Exercise goal — Identify the lines bearing the string "изучению" and gather them.

start Records supplied

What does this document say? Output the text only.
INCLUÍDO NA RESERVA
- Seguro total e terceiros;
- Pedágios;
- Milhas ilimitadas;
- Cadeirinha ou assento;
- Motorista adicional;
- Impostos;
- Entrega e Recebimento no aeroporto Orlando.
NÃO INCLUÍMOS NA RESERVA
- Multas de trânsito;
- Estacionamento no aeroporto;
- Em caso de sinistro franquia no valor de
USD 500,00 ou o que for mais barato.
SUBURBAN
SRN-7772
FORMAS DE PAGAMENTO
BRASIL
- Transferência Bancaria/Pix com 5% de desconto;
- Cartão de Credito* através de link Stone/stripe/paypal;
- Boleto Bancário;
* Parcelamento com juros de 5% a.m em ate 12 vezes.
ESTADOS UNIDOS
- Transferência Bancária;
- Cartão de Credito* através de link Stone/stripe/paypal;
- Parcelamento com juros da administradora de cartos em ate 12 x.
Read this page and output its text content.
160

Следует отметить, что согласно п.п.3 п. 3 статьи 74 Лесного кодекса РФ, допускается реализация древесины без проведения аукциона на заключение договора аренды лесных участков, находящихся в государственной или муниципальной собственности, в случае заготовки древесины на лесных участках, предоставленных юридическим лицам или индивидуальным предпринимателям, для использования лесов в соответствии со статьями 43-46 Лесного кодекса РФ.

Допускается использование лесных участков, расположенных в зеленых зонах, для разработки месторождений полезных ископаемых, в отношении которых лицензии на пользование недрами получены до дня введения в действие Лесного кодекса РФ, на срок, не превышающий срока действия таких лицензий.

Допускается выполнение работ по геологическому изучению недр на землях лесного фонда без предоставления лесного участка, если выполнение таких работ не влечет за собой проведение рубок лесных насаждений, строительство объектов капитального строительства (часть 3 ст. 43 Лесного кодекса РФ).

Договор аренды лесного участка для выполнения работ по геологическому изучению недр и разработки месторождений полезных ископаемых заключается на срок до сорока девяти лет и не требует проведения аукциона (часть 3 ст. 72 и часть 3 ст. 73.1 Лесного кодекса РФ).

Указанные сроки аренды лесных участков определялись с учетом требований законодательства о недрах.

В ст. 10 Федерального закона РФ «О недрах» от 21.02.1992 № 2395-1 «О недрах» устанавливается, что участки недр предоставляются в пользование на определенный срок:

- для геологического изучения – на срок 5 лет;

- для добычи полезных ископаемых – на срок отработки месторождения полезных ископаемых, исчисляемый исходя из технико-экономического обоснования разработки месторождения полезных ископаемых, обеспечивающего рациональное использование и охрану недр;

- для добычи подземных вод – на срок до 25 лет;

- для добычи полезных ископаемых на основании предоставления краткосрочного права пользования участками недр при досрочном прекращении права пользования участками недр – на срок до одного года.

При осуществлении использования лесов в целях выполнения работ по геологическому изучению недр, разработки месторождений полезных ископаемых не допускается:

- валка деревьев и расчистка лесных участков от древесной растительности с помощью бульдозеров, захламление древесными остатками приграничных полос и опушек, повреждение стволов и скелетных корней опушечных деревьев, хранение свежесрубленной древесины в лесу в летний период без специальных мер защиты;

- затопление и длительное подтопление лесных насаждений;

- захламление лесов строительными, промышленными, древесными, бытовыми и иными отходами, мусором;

end Records supplied

Answer to the exercise —
Допускается выполнение работ по геологическому изучению недр на землях лесного фонда без предоставления лесного участка, если выполнение таких работ не влечет за собой проведение рубок лесных насаждений, строительство объектов капитального строительства (часть 3 ст. 43 Лесного кодекса РФ).
Договор аренды лесного участка для выполнения работ по геологическому изучению недр и разработки месторождений полезных ископаемых заключается на срок до сорока девяти лет и не требует проведения аукциона (часть 3 ст. 72 и часть 3 ст. 73.1 Лесного кодекса РФ).
При осуществлении использования лесов в целях выполнения работ по геологическому изучению недр, разработки месторождений полезных ископаемых не допускается:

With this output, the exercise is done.